====== DATASET ROWS ======

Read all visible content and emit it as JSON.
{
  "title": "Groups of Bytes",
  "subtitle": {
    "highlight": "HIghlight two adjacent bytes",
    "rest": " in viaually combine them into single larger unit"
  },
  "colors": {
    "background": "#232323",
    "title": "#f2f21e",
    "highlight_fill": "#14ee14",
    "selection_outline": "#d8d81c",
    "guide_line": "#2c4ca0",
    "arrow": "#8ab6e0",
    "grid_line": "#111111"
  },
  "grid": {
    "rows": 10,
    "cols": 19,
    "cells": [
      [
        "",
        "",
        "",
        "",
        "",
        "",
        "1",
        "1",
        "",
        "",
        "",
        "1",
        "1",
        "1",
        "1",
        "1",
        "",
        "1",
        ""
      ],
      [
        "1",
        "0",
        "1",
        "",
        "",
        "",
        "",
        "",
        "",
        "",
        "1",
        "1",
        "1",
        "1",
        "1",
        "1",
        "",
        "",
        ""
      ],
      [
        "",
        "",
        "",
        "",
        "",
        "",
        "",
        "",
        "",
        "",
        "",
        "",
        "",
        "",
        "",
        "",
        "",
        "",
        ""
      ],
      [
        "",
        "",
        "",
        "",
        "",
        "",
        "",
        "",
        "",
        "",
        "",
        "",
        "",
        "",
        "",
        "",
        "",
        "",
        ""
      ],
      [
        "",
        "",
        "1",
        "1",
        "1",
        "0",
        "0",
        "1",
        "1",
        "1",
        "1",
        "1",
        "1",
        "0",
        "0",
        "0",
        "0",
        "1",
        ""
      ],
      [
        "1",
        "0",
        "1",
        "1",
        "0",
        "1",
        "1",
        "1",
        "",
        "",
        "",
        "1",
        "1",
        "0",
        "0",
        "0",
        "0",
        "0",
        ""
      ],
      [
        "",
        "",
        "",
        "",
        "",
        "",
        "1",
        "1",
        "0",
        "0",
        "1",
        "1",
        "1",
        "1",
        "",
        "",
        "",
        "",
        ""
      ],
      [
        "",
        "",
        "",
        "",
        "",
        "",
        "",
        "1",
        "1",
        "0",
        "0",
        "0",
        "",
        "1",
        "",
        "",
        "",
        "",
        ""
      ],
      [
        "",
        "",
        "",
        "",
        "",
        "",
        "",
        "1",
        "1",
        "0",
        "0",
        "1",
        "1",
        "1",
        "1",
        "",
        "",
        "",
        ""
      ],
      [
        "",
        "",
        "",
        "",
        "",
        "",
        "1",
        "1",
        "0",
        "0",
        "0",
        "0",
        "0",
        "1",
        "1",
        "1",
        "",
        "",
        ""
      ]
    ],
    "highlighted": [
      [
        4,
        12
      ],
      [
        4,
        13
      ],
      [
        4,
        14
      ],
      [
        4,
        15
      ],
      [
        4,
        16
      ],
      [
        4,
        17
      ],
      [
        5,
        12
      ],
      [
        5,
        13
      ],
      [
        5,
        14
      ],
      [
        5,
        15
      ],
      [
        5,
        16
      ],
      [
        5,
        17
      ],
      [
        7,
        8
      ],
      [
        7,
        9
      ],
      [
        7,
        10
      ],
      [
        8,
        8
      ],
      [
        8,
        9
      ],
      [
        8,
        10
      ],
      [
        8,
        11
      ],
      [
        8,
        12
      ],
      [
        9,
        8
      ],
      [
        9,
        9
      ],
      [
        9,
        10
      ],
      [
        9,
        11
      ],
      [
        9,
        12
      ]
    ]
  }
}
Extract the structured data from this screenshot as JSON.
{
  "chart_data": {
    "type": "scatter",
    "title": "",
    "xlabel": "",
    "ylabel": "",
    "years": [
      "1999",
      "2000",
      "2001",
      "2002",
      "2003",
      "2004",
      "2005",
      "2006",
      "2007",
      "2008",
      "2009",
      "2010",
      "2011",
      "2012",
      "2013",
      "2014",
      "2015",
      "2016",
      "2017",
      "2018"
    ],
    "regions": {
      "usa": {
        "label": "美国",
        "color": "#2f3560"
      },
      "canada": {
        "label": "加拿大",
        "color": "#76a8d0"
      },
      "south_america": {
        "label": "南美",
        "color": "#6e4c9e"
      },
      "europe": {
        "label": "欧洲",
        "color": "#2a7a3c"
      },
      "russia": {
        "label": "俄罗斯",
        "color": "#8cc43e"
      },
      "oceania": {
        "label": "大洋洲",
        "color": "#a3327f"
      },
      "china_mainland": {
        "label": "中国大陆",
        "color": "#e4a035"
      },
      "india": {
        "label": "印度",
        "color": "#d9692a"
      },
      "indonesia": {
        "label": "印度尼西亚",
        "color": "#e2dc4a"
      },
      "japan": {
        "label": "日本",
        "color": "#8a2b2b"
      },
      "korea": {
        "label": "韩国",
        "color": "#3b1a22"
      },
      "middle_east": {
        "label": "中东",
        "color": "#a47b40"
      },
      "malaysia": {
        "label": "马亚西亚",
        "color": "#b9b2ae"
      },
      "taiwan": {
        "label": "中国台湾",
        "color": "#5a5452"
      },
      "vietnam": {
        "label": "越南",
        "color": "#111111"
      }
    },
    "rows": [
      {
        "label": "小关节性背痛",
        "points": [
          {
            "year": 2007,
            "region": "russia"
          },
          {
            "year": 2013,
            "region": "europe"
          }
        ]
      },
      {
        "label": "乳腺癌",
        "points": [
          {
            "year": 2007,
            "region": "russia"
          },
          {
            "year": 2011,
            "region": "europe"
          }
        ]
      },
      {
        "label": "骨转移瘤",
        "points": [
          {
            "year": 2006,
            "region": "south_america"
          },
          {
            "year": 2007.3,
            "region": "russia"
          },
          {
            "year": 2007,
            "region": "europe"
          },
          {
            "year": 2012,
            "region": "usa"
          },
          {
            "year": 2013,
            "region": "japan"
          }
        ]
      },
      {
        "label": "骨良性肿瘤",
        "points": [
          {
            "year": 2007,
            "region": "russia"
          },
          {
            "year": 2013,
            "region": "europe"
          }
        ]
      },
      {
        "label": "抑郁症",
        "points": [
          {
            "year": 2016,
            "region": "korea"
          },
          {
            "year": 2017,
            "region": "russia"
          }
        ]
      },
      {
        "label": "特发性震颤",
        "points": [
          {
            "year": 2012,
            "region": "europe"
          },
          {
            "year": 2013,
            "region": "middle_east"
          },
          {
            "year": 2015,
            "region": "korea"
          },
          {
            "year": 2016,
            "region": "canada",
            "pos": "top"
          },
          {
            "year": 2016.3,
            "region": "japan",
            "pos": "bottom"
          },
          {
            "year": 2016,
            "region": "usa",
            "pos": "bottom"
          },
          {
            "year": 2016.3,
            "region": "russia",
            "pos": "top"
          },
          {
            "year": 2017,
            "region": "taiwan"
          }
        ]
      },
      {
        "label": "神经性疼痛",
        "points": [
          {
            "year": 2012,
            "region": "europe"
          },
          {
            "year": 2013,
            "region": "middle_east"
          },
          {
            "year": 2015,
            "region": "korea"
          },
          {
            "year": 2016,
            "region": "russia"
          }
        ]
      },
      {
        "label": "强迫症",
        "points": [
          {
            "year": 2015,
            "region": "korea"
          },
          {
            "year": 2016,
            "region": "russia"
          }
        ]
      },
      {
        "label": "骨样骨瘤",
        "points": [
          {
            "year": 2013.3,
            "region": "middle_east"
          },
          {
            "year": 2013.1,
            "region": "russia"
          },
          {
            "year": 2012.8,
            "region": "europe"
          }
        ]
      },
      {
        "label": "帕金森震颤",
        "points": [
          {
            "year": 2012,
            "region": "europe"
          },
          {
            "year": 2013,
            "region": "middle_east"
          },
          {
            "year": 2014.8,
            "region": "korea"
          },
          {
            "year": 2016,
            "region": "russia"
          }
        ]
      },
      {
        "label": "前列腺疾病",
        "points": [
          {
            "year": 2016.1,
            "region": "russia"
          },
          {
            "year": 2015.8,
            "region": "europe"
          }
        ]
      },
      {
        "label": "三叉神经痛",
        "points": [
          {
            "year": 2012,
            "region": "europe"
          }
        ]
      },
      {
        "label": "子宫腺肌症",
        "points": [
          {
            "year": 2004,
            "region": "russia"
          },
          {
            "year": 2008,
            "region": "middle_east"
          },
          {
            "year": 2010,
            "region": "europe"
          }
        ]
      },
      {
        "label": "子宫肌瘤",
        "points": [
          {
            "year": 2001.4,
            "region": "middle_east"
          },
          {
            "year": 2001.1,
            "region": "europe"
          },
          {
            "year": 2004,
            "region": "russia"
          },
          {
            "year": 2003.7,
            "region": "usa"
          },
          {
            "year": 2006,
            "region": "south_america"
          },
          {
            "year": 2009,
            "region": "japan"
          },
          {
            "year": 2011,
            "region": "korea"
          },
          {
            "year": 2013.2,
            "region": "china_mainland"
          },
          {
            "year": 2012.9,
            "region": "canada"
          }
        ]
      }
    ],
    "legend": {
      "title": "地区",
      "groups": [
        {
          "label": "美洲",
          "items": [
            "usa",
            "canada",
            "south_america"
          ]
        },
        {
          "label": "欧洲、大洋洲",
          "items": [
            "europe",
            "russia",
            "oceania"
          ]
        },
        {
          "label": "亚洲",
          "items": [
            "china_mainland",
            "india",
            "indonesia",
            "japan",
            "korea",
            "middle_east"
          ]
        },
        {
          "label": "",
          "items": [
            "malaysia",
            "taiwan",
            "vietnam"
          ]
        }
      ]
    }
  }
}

======

> _GIVEN TASK_
Gather every line containing the word "canada" and copy it.

> _TASK RESPONSE_
      "canada": {
            "region": "canada",
            "region": "canada"
            "canada",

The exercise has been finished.